Stored data
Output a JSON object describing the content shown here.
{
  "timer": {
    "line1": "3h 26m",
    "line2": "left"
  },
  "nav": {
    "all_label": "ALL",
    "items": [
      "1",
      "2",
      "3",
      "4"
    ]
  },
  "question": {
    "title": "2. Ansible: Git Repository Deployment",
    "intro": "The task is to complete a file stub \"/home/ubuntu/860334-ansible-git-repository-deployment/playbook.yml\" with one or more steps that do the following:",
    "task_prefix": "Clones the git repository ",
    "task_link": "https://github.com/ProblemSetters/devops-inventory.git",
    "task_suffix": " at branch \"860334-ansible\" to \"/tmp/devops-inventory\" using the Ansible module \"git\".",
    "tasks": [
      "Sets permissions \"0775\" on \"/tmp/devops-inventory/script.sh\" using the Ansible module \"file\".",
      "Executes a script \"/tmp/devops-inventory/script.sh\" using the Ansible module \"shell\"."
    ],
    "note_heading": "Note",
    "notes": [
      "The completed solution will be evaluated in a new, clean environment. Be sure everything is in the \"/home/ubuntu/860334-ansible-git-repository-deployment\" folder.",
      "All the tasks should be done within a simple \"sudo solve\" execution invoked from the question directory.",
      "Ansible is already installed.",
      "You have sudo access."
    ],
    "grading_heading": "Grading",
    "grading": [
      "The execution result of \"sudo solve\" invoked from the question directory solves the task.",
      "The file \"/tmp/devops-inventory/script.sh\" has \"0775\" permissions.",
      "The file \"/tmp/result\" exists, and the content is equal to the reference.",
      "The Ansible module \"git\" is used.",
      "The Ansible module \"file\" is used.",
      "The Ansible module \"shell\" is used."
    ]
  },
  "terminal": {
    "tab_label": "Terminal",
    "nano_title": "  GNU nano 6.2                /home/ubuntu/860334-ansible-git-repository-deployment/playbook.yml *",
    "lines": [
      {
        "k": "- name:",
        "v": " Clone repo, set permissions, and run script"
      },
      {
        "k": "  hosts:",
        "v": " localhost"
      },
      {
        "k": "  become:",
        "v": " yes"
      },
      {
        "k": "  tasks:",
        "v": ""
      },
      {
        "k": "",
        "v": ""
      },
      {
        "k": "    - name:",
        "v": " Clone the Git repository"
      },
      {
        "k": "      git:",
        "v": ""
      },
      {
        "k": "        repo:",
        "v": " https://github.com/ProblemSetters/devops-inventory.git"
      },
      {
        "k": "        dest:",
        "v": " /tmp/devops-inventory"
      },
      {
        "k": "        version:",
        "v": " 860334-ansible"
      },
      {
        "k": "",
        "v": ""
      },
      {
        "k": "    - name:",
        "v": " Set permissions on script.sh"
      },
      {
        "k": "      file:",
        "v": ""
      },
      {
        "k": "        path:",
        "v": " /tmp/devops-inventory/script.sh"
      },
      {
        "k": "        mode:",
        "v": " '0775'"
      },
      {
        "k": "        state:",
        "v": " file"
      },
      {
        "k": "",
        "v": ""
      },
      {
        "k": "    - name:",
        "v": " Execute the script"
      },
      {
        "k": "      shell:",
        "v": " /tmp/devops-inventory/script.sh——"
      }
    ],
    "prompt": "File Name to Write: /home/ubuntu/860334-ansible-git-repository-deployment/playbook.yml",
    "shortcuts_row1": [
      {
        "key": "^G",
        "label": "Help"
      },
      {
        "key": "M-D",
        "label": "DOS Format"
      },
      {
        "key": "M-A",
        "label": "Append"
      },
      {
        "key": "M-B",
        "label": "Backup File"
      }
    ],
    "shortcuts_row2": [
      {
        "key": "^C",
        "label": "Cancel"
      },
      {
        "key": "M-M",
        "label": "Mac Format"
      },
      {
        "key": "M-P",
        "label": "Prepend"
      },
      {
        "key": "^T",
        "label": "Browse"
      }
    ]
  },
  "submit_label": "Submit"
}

Exercise brief: Go through the records above and copy every line with the word "github".

Result:
    "task_link": "https://github.com/ProblemSetters/devops-inventory.git",
        "v": " https://github.com/ProblemSetters/devops-inventory.git"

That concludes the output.